▶ [TASK PROMPT] Copy the listing verbatim, excluding any images found in it.

━━━━

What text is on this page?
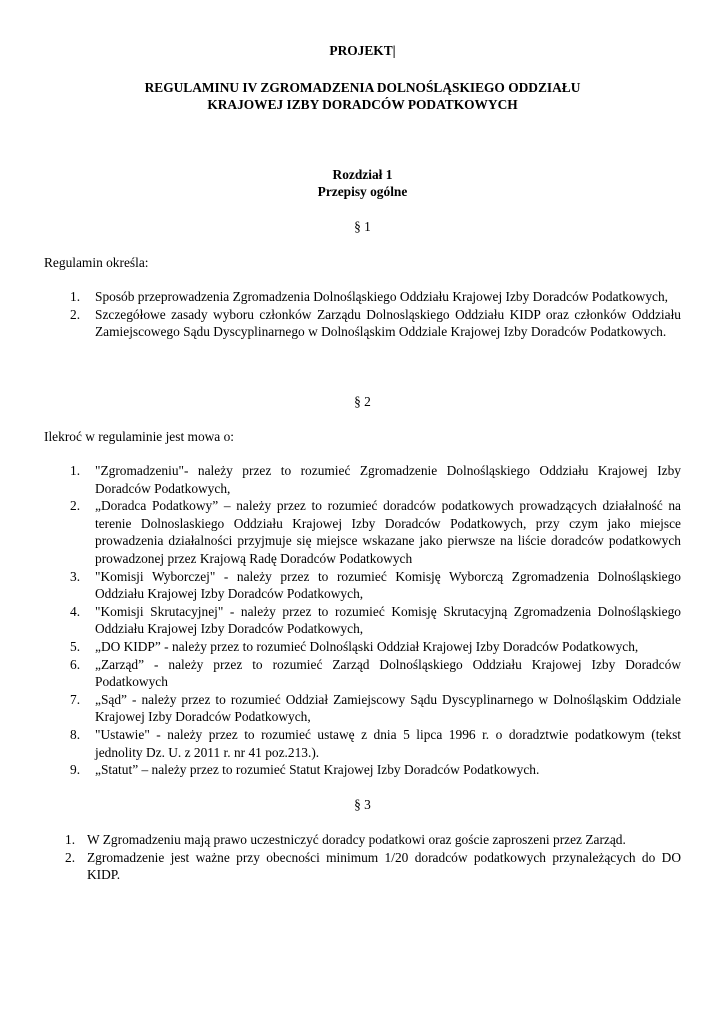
PROJEKT|
REGULAMINU IV ZGROMADZENIA DOLNOŚLĄSKIEGO ODDZIAŁU
KRAJOWEJ IZBY DORADCÓW PODATKOWYCH
Rozdział 1
Przepisy ogólne
§ 1
Regulamin określa:
1. Sposób przeprowadzenia Zgromadzenia Dolnośląskiego Oddziału Krajowej Izby Doradców Podatkowych,
2. Szczegółowe zasady wyboru członków Zarządu Dolnosląskiego Oddziału KIDP oraz członków Oddziału Zamiejscowego Sądu Dyscyplinarnego w Dolnośląskim Oddziale Krajowej Izby Doradców Podatkowych.
§ 2
Ilekroć w regulaminie jest mowa o:
1. "Zgromadzeniu"- należy przez to rozumieć Zgromadzenie Dolnośląskiego Oddziału Krajowej Izby Doradców Podatkowych,
2. „Doradca Podatkowy” – należy przez to rozumieć doradców podatkowych prowadzących działalność na terenie Dolnoslaskiego Oddziału Krajowej Izby Doradców Podatkowych, przy czym jako miejsce prowadzenia działalności przyjmuje się miejsce wskazane jako pierwsze na liście doradców podatkowych prowadzonej przez Krajową Radę Doradców Podatkowych
3. "Komisji Wyborczej" - należy przez to rozumieć Komisję Wyborczą Zgromadzenia Dolnośląskiego Oddziału Krajowej Izby Doradców Podatkowych,
4. "Komisji Skrutacyjnej" - należy przez to rozumieć Komisję Skrutacyjną Zgromadzenia Dolnośląskiego Oddziału Krajowej Izby Doradców Podatkowych,
5. „DO KIDP” - należy przez to rozumieć Dolnośląski Oddział Krajowej Izby Doradców Podatkowych,
6. „Zarząd” - należy przez to rozumieć Zarząd Dolnośląskiego Oddziału Krajowej Izby Doradców Podatkowych
7. „Sąd” - należy przez to rozumieć Oddział Zamiejscowy Sądu Dyscyplinarnego w Dolnośląskim Oddziale Krajowej Izby Doradców Podatkowych,
8. "Ustawie" - należy przez to rozumieć ustawę z dnia 5 lipca 1996 r. o doradztwie podatkowym (tekst jednolity Dz. U. z 2011 r. nr 41 poz.213.).
9. „Statut” – należy przez to rozumieć Statut Krajowej Izby Doradców Podatkowych.
§ 3
1. W Zgromadzeniu mają prawo uczestniczyć doradcy podatkowi oraz goście zaproszeni przez Zarząd.
2. Zgromadzenie jest ważne przy obecności minimum 1/20 doradców podatkowych przynależących do DO KIDP.
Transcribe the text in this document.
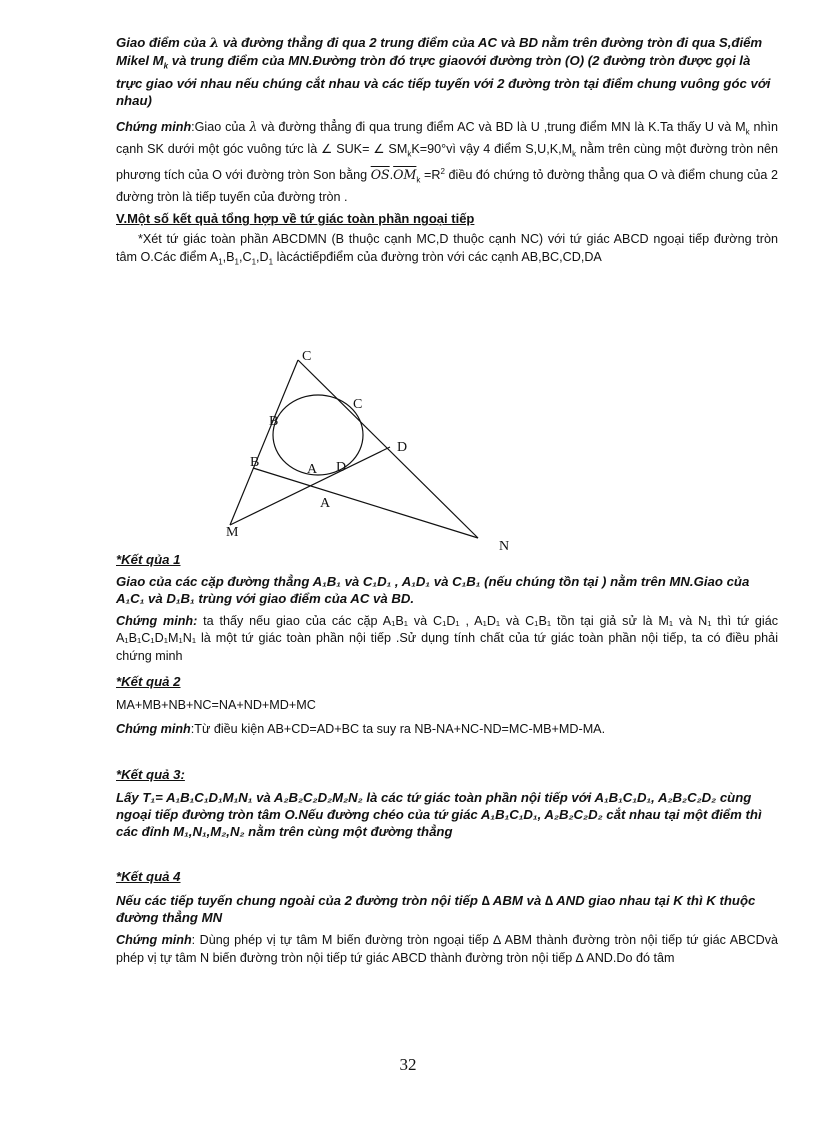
Giao điểm của λ và đường thẳng đi qua 2 trung điểm của AC và BD nằm trên đường tròn đi qua S,điểm Mikel $M_k$ và trung điểm của MN.Đường tròn đó trực giaovới đường tròn (O) (2 đường tròn được gọi là trực giao với nhau nếu chúng cắt nhau và các tiếp tuyến với 2 đường tròn tại điểm chung vuông góc với nhau)

Chứng minh:Giao của λ và đường thẳng đi qua trung điểm AC và BD là U ,trung điểm MN là K.Ta thấy U và $M_k$ nhìn cạnh SK dưới một góc vuông tức là ∠ SUK= ∠ $SM_kK=90^\circ vì$ vậy 4 điểm $S,U,K,M_k$ nằm trên cùng một đường tròn nên phương tích của O với đường tròn Son bằng $\overline{OS}.\overline{OM}_k =R^2$ điều đó chứng tỏ đường thẳng qua O và điểm chung của 2 đường tròn là tiếp tuyến của đường tròn .

V.Một số kết quả tổng hợp về tứ giác toàn phần ngoại tiếp

*Xét tứ giác toàn phần ABCDMN (B thuộc cạnh MC,D thuộc cạnh NC) với tứ giác ABCD ngoại tiếp đường tròn tâm O.Các điểm $A_1,B_1,C_1,D_1$ làcáctiếpđiểm của đường tròn với các cạnh AB,BC,CD,DA

*Kết qủa 1

Giao của các cặp đường thẳng A₁B₁ và C₁D₁ , A₁D₁ và C₁B₁ (nếu chúng tồn tại ) nằm trên MN.Giao của A₁C₁ và D₁B₁ trùng với giao điểm của AC và BD.

Chứng minh: ta thấy nếu giao của các cặp A₁B₁ và C₁D₁ , A₁D₁ và C₁B₁ tồn tại giả sử là M₁ và N₁ thì tứ giác A₁B₁C₁D₁M₁N₁ là một tứ giác toàn phần nội tiếp .Sử dụng tính chất của tứ giác toàn phần nội tiếp, ta có điều phải chứng minh

*Kết quả 2

MA+MB+NB+NC=NA+ND+MD+MC

Chứng minh:Từ điều kiện AB+CD=AD+BC ta suy ra NB-NA+NC-ND=MC-MB+MD-MA.

*Kết quả 3:

Lấy T₁= A₁B₁C₁D₁M₁N₁ và A₂B₂C₂D₂M₂N₂ là các tứ giác toàn phần nội tiếp với A₁B₁C₁D₁, A₂B₂C₂D₂ cùng ngoại tiếp đường tròn tâm O.Nếu đường chéo của tứ giác A₁B₁C₁D₁, A₂B₂C₂D₂ cắt nhau tại một điểm thì các đỉnh M₁,N₁,M₂,N₂ nằm trên cùng một đường thẳng

*Kết quả 4

Nếu các tiếp tuyến chung ngoài của 2 đường tròn nội tiếp ∆ ABM và ∆ AND giao nhau tại K thì K thuộc đường thẳng MN

Chứng minh: Dùng phép vị tự tâm M biến đường tròn ngoại tiếp ∆ ABM thành đường tròn nội tiếp tứ giác ABCDvà phép vị tự tâm N biến đường tròn nội tiếp tứ giác ABCD thành đường tròn nội tiếp ∆ AND.Do đó tâm

C
C
B
D
B	A D
A
M
N
32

━━━━

▶ [RESPONSE]
What text is on this page?
PROJEKT|
REGULAMINU IV ZGROMADZENIA DOLNOŚLĄSKIEGO ODDZIAŁU
KRAJOWEJ IZBY DORADCÓW PODATKOWYCH
Rozdział 1
Przepisy ogólne
§ 1
Regulamin określa:
1. Sposób przeprowadzenia Zgromadzenia Dolnośląskiego Oddziału Krajowej Izby Doradców Podatkowych,
2. Szczegółowe zasady wyboru członków Zarządu Dolnosląskiego Oddziału KIDP oraz członków Oddziału Zamiejscowego Sądu Dyscyplinarnego w Dolnośląskim Oddziale Krajowej Izby Doradców Podatkowych.
§ 2
Ilekroć w regulaminie jest mowa o:
1. "Zgromadzeniu"- należy przez to rozumieć Zgromadzenie Dolnośląskiego Oddziału Krajowej Izby Doradców Podatkowych,
2. „Doradca Podatkowy” – należy przez to rozumieć doradców podatkowych prowadzących działalność na terenie Dolnoslaskiego Oddziału Krajowej Izby Doradców Podatkowych, przy czym jako miejsce prowadzenia działalności przyjmuje się miejsce wskazane jako pierwsze na liście doradców podatkowych prowadzonej przez Krajową Radę Doradców Podatkowych
3. "Komisji Wyborczej" - należy przez to rozumieć Komisję Wyborczą Zgromadzenia Dolnośląskiego Oddziału Krajowej Izby Doradców Podatkowych,
4. "Komisji Skrutacyjnej" - należy przez to rozumieć Komisję Skrutacyjną Zgromadzenia Dolnośląskiego Oddziału Krajowej Izby Doradców Podatkowych,
5. „DO KIDP” - należy przez to rozumieć Dolnośląski Oddział Krajowej Izby Doradców Podatkowych,
6. „Zarząd” - należy przez to rozumieć Zarząd Dolnośląskiego Oddziału Krajowej Izby Doradców Podatkowych
7. „Sąd” - należy przez to rozumieć Oddział Zamiejscowy Sądu Dyscyplinarnego w Dolnośląskim Oddziale Krajowej Izby Doradców Podatkowych,
8. "Ustawie" - należy przez to rozumieć ustawę z dnia 5 lipca 1996 r. o doradztwie podatkowym (tekst jednolity Dz. U. z 2011 r. nr 41 poz.213.).
9. „Statut” – należy przez to rozumieć Statut Krajowej Izby Doradców Podatkowych.
§ 3
1. W Zgromadzeniu mają prawo uczestniczyć doradcy podatkowi oraz goście zaproszeni przez Zarząd.
2. Zgromadzenie jest ważne przy obecności minimum 1/20 doradców podatkowych przynależących do DO KIDP.
Transcribe the text in this document.
Giao điểm của λ và đường thẳng đi qua 2 trung điểm của AC và BD nằm trên đường tròn đi qua S,điểm Mikel $M_k$ và trung điểm của MN.Đường tròn đó trực giaovới đường tròn (O) (2 đường tròn được gọi là trực giao với nhau nếu chúng cắt nhau và các tiếp tuyến với 2 đường tròn tại điểm chung vuông góc với nhau)

Chứng minh:Giao của λ và đường thẳng đi qua trung điểm AC và BD là U ,trung điểm MN là K.Ta thấy U và $M_k$ nhìn cạnh SK dưới một góc vuông tức là ∠ SUK= ∠ $SM_kK=90^\circ vì$ vậy 4 điểm $S,U,K,M_k$ nằm trên cùng một đường tròn nên phương tích của O với đường tròn Son bằng $\overline{OS}.\overline{OM}_k =R^2$ điều đó chứng tỏ đường thẳng qua O và điểm chung của 2 đường tròn là tiếp tuyến của đường tròn .

V.Một số kết quả tổng hợp về tứ giác toàn phần ngoại tiếp

*Xét tứ giác toàn phần ABCDMN (B thuộc cạnh MC,D thuộc cạnh NC) với tứ giác ABCD ngoại tiếp đường tròn tâm O.Các điểm $A_1,B_1,C_1,D_1$ làcáctiếpđiểm của đường tròn với các cạnh AB,BC,CD,DA

*Kết qủa 1

Giao của các cặp đường thẳng A₁B₁ và C₁D₁ , A₁D₁ và C₁B₁ (nếu chúng tồn tại ) nằm trên MN.Giao của A₁C₁ và D₁B₁ trùng với giao điểm của AC và BD.

Chứng minh: ta thấy nếu giao của các cặp A₁B₁ và C₁D₁ , A₁D₁ và C₁B₁ tồn tại giả sử là M₁ và N₁ thì tứ giác A₁B₁C₁D₁M₁N₁ là một tứ giác toàn phần nội tiếp .Sử dụng tính chất của tứ giác toàn phần nội tiếp, ta có điều phải chứng minh

*Kết quả 2

MA+MB+NB+NC=NA+ND+MD+MC

Chứng minh:Từ điều kiện AB+CD=AD+BC ta suy ra NB-NA+NC-ND=MC-MB+MD-MA.

*Kết quả 3:

Lấy T₁= A₁B₁C₁D₁M₁N₁ và A₂B₂C₂D₂M₂N₂ là các tứ giác toàn phần nội tiếp với A₁B₁C₁D₁, A₂B₂C₂D₂ cùng ngoại tiếp đường tròn tâm O.Nếu đường chéo của tứ giác A₁B₁C₁D₁, A₂B₂C₂D₂ cắt nhau tại một điểm thì các đỉnh M₁,N₁,M₂,N₂ nằm trên cùng một đường thẳng

*Kết quả 4

Nếu các tiếp tuyến chung ngoài của 2 đường tròn nội tiếp ∆ ABM và ∆ AND giao nhau tại K thì K thuộc đường thẳng MN

Chứng minh: Dùng phép vị tự tâm M biến đường tròn ngoại tiếp ∆ ABM thành đường tròn nội tiếp tứ giác ABCDvà phép vị tự tâm N biến đường tròn nội tiếp tứ giác ABCD thành đường tròn nội tiếp ∆ AND.Do đó tâm

C
C
B
D
B	A D
A
M
N
32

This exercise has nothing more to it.